begin

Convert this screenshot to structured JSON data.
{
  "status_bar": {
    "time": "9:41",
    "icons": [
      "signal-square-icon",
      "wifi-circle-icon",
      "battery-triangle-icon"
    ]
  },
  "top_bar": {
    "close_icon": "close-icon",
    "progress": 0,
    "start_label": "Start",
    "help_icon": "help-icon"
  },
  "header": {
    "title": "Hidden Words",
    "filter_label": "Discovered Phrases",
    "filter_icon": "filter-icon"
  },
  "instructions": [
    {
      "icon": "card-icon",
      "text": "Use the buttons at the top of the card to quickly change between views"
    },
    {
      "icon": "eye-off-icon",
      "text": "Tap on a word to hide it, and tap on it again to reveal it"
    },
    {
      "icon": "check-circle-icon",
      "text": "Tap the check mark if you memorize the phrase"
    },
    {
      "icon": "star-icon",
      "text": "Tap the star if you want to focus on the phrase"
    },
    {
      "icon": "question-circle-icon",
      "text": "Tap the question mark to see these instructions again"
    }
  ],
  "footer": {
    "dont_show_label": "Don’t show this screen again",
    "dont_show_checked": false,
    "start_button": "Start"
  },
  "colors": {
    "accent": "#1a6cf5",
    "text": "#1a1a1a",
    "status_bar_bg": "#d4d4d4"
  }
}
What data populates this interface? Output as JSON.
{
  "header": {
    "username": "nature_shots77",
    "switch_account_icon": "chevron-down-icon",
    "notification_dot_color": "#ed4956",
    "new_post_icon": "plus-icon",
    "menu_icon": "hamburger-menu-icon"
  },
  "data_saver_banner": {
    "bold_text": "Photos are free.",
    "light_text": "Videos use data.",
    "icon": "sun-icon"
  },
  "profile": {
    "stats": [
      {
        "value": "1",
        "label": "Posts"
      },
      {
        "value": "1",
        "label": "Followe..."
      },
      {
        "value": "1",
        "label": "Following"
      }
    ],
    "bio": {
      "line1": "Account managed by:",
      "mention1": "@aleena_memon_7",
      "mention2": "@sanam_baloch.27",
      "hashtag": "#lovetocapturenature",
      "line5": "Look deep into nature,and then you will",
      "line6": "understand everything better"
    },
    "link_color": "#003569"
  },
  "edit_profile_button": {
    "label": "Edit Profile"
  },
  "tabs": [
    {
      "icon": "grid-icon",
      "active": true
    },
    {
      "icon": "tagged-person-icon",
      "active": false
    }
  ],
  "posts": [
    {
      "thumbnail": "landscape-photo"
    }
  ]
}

end

_Stated task_. From the line that contains "What data populates" down to the last line of the listing above, repeat each line exactly, and include nothing else.

_Result_.
What data populates this interface? Output as JSON.
{
  "header": {
    "username": "nature_shots77",
    "switch_account_icon": "chevron-down-icon",
    "notification_dot_color": "#ed4956",
    "new_post_icon": "plus-icon",
    "menu_icon": "hamburger-menu-icon"
  },
  "data_saver_banner": {
    "bold_text": "Photos are free.",
    "light_text": "Videos use data.",
    "icon": "sun-icon"
  },
  "profile": {
    "stats": [
      {
        "value": "1",
        "label": "Posts"
      },
      {
        "value": "1",
        "label": "Followe..."
      },
      {
        "value": "1",
        "label": "Following"
      }
    ],
    "bio": {
      "line1": "Account managed by:",
      "mention1": "@aleena_memon_7",
      "mention2": "@sanam_baloch.27",
      "hashtag": "#lovetocapturenature",
      "line5": "Look deep into nature,and then you will",
      "line6": "understand everything better"
    },
    "link_color": "#003569"
  },
  "edit_profile_button": {
    "label": "Edit Profile"
  },
  "tabs": [
    {
      "icon": "grid-icon",
      "active": true
    },
    {
      "icon": "tagged-person-icon",
      "active": false
    }
  ],
  "posts": [
    {
      "thumbnail": "landscape-photo"
    }
  ]
}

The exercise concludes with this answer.